Your goal ▸ Edit the stretch of records from the line containing "parameter-label: Center Y" through the line containing "filter-list[interactable]: Acid Rain..." by replacing "category-item" with "category-entry" wherever it occurs, and reproduce only those lines with everything else left unchanged.

— start Data excerpts —

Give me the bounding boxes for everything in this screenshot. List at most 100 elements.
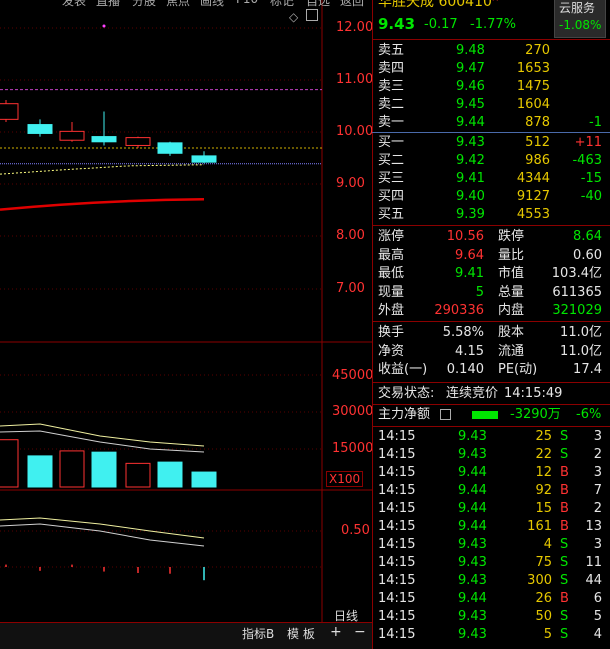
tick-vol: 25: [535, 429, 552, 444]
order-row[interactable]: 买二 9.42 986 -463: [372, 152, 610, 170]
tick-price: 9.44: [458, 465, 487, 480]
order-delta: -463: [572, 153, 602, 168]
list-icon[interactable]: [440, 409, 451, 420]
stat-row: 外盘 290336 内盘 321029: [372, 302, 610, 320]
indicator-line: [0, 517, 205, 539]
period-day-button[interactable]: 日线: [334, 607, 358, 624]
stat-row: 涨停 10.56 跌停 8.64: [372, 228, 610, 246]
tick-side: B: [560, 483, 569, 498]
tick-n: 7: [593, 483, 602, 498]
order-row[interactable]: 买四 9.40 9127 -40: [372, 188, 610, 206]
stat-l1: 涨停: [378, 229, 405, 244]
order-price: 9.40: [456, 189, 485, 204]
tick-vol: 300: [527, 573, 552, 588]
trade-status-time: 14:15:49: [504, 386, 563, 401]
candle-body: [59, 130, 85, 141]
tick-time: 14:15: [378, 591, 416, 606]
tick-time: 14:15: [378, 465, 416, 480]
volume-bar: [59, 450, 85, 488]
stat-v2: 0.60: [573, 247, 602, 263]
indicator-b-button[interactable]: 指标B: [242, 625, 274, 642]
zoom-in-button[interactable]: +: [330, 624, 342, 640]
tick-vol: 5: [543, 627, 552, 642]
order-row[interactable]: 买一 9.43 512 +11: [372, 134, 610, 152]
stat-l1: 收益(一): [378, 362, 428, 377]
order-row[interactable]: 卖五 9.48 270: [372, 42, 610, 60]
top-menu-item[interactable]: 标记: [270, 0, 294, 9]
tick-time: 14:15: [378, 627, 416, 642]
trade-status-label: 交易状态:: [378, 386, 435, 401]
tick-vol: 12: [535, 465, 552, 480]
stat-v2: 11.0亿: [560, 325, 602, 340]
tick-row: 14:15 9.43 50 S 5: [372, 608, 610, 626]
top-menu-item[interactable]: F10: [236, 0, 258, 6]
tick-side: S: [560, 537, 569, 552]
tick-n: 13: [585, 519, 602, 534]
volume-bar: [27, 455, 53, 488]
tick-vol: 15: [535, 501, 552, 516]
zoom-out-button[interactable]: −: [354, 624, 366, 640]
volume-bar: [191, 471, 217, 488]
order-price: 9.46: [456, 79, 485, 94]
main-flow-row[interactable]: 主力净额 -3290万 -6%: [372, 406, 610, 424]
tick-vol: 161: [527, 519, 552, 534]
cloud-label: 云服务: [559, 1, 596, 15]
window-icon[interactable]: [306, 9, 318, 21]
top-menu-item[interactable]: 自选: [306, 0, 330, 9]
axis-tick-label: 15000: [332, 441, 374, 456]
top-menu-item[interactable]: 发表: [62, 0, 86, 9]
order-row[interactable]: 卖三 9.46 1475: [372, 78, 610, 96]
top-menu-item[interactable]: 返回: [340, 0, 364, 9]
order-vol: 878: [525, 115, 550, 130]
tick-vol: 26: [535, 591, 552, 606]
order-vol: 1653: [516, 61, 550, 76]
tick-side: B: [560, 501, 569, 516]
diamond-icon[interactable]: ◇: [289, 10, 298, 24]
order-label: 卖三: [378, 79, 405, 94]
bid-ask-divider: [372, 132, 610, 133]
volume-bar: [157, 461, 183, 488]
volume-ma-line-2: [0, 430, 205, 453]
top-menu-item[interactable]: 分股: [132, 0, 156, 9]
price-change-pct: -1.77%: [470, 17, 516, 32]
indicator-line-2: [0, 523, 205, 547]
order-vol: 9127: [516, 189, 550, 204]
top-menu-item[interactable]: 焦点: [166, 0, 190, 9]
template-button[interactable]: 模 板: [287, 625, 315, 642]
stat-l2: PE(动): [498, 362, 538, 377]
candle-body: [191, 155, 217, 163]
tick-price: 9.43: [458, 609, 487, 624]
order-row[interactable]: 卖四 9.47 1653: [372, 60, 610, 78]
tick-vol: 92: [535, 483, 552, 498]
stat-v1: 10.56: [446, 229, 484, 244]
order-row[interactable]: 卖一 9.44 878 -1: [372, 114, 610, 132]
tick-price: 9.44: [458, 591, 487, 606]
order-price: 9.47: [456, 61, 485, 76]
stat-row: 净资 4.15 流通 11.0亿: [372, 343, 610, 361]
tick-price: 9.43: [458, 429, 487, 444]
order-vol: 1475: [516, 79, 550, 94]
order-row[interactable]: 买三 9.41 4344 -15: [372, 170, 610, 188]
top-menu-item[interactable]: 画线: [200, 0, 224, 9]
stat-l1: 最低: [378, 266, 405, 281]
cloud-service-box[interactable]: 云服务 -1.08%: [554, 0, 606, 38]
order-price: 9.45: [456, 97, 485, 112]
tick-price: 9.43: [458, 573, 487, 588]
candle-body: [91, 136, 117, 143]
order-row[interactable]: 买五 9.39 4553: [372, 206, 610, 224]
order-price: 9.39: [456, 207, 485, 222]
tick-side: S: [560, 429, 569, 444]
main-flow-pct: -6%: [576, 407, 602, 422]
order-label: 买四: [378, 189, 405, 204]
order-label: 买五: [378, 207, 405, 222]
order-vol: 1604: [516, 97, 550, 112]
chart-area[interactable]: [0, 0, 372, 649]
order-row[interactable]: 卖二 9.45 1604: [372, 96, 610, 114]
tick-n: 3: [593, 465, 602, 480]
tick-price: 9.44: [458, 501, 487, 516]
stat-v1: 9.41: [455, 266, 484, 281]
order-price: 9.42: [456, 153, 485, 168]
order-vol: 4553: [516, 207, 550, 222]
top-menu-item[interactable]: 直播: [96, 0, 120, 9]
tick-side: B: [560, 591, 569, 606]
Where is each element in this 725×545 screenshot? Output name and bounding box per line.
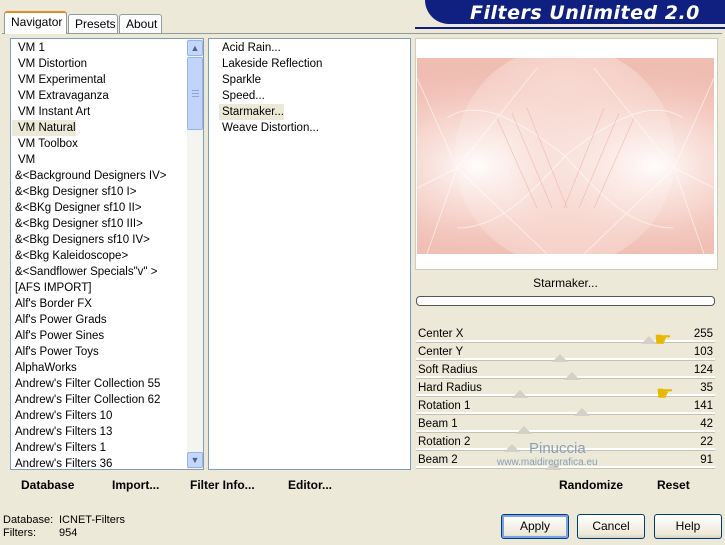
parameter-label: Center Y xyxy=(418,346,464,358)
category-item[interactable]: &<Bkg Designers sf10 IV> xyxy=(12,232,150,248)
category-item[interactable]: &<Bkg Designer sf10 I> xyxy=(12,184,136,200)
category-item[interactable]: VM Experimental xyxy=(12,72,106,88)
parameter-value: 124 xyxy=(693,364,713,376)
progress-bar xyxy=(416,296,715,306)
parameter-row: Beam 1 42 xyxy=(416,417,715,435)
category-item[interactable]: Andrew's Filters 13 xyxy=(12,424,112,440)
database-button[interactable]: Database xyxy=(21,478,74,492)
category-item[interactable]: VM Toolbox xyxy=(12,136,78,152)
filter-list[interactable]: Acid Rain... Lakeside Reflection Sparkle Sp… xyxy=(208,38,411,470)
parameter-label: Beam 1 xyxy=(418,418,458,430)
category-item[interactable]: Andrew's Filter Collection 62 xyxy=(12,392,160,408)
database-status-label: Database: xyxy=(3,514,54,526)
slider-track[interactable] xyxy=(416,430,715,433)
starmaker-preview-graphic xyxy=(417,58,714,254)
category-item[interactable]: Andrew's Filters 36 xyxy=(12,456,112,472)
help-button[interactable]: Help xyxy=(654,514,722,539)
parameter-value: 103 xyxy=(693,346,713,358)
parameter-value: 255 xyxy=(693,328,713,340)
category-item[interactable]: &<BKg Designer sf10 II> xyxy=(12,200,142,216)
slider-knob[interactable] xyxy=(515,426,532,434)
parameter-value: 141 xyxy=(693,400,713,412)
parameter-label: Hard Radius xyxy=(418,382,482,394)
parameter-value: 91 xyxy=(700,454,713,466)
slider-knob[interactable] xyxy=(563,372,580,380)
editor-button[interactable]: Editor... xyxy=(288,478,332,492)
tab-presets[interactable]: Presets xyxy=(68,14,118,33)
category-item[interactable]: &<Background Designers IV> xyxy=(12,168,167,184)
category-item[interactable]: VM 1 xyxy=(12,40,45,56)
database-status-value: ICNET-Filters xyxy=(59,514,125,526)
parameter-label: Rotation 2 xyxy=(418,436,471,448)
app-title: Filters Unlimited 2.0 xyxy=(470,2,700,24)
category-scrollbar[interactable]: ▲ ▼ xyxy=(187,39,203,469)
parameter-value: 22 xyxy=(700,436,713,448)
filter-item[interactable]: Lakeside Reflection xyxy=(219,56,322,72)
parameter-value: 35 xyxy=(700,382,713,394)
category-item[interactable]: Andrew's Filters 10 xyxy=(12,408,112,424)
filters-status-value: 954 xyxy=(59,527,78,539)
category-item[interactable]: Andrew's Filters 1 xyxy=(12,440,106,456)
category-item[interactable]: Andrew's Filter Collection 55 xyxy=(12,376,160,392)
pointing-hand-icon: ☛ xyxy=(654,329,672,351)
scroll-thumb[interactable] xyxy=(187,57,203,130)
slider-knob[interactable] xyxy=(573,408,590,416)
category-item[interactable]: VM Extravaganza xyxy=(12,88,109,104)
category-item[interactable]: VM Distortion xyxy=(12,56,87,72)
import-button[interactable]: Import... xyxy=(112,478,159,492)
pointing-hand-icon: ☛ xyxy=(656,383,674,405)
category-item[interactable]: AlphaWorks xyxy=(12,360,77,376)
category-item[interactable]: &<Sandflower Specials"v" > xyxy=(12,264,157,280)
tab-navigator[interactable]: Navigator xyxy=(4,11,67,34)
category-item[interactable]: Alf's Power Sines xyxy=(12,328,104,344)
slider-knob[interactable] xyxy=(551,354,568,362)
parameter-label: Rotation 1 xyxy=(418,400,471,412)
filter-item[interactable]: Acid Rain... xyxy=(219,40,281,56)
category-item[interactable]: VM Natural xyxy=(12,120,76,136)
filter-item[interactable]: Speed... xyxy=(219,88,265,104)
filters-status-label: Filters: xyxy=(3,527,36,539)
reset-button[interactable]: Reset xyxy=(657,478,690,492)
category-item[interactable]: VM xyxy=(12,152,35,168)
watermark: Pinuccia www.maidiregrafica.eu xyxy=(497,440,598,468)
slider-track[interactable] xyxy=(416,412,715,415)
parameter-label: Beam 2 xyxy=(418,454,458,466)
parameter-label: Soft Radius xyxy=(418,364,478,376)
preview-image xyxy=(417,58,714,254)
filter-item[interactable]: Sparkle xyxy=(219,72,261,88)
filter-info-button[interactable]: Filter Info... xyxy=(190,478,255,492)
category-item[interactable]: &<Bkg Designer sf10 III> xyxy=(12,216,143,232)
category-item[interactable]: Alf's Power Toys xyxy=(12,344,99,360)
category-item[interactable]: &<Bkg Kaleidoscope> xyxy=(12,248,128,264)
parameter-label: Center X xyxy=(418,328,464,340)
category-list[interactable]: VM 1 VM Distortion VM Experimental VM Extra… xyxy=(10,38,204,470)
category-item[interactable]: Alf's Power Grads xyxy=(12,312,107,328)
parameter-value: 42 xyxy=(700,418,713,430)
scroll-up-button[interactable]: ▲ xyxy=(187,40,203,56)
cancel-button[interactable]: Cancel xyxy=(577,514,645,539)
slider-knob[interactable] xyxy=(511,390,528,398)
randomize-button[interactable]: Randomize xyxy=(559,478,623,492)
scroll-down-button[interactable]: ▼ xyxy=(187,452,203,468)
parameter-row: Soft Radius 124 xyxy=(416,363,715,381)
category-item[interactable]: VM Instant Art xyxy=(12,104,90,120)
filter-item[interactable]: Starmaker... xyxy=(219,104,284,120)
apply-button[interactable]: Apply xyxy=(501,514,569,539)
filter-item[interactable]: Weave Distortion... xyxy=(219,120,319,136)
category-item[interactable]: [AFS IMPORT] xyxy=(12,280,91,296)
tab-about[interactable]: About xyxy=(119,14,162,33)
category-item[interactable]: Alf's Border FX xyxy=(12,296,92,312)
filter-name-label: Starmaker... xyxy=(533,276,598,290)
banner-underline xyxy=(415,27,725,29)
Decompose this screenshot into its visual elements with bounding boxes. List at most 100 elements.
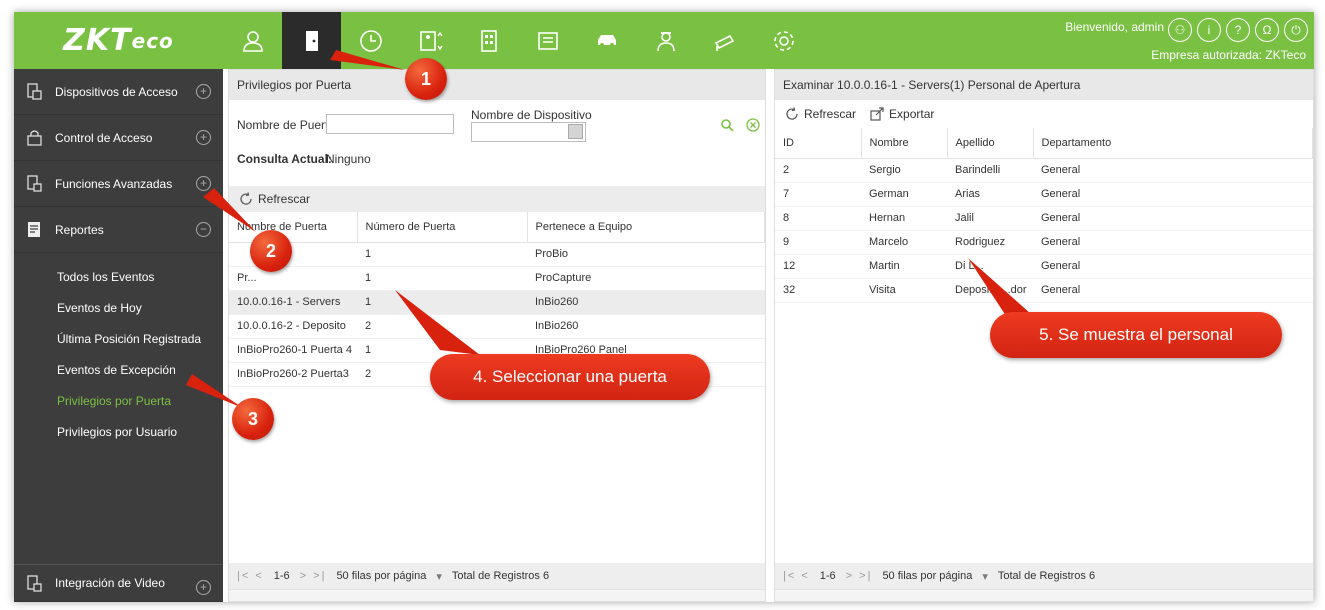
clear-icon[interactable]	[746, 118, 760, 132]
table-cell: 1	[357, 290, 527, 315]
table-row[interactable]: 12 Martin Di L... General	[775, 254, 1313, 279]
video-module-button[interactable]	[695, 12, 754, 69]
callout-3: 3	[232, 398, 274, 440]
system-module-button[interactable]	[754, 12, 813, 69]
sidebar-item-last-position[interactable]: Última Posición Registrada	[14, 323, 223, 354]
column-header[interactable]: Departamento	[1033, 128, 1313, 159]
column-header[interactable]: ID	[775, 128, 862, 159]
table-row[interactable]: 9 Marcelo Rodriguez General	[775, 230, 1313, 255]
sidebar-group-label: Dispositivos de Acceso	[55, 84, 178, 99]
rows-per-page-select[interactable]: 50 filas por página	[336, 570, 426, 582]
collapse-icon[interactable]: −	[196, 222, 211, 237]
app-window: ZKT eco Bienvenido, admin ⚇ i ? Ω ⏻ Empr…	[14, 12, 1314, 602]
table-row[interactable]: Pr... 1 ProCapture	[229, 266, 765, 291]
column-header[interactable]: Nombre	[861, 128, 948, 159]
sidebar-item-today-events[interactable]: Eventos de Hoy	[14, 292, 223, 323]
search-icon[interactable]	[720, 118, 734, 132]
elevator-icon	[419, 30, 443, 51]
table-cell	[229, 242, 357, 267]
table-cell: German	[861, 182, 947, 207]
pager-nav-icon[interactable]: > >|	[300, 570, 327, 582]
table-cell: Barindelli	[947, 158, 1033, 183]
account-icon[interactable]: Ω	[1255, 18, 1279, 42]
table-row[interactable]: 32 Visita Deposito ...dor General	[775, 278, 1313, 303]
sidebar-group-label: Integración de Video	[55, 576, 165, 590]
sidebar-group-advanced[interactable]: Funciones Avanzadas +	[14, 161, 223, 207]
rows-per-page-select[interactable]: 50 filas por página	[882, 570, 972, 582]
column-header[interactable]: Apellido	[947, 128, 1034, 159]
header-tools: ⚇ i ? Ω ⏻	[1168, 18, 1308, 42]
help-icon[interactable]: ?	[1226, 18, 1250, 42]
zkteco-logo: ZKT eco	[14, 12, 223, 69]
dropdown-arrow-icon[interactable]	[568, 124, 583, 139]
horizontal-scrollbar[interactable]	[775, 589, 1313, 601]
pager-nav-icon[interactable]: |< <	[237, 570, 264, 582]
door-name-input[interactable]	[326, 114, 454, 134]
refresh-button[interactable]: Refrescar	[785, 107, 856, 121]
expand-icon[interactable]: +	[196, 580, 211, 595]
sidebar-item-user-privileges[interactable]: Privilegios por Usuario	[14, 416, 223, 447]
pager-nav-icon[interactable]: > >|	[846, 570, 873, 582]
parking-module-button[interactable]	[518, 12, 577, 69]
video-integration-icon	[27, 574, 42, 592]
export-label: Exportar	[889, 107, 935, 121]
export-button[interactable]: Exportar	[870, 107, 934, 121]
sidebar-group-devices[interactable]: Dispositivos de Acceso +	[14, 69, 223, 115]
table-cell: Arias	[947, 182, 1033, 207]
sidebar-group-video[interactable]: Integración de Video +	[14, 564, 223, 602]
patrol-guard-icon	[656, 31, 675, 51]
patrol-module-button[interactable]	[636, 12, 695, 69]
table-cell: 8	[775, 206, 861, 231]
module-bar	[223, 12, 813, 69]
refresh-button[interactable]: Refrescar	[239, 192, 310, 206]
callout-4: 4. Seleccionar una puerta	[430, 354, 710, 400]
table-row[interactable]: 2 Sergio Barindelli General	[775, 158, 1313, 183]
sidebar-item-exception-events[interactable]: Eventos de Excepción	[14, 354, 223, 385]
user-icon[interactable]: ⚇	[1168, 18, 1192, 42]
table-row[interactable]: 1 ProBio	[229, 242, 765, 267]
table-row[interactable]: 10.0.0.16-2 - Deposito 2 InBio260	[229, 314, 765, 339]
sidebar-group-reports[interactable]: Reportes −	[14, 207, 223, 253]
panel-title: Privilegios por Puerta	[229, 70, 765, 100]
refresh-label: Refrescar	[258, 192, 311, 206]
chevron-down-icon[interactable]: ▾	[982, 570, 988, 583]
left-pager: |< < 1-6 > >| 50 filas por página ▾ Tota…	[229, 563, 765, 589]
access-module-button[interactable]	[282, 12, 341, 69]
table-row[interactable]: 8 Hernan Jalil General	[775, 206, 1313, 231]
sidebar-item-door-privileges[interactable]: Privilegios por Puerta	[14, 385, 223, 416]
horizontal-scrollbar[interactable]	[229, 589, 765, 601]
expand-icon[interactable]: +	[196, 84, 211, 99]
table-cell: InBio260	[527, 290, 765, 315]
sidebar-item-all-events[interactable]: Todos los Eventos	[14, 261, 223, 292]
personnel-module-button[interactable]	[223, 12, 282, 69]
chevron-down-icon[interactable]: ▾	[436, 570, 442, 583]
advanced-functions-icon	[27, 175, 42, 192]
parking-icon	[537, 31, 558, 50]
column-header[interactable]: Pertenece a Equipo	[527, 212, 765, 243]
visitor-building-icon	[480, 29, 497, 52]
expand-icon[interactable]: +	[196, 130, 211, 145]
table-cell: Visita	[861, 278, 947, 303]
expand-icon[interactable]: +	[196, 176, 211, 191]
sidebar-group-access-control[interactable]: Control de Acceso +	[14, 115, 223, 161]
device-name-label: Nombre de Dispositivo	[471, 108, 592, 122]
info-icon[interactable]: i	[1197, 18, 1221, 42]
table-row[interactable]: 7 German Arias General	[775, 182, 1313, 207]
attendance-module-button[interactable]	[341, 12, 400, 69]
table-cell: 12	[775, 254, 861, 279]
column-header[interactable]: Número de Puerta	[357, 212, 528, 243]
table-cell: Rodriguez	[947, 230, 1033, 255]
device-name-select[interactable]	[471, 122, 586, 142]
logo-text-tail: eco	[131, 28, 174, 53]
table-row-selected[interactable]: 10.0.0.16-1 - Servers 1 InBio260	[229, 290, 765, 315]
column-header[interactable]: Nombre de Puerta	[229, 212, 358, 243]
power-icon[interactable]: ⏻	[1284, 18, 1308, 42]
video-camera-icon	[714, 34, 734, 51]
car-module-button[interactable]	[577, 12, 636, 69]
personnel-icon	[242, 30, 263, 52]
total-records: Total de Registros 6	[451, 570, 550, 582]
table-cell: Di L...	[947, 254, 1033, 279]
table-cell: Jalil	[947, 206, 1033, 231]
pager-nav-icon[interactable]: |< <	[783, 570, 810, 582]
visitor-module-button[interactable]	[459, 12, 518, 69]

— end Data excerpts —

Exercise result ▸
parameter-label: Center Y xyxy=(418,346,464,358)
category-entry[interactable]: &<Bkg Designers sf10 IV> xyxy=(12,232,150,248)
category-entry[interactable]: &<Bkg Designer sf10 I> xyxy=(12,184,136,200)
category-entry[interactable]: VM Experimental xyxy=(12,72,106,88)
parameter-value: 124 xyxy=(693,364,713,376)
progress-bar xyxy=(416,296,715,306)
parameter-row: Beam 1 42 xyxy=(416,417,715,435)
category-entry[interactable]: Andrew's Filters 13 xyxy=(12,424,112,440)
database-button[interactable]: Database xyxy=(21,478,74,492)
category-entry[interactable]: VM Toolbox xyxy=(12,136,78,152)
filter-list[interactable]: Acid Rain... Lakeside Reflection Sparkle Sp… xyxy=(208,38,411,470)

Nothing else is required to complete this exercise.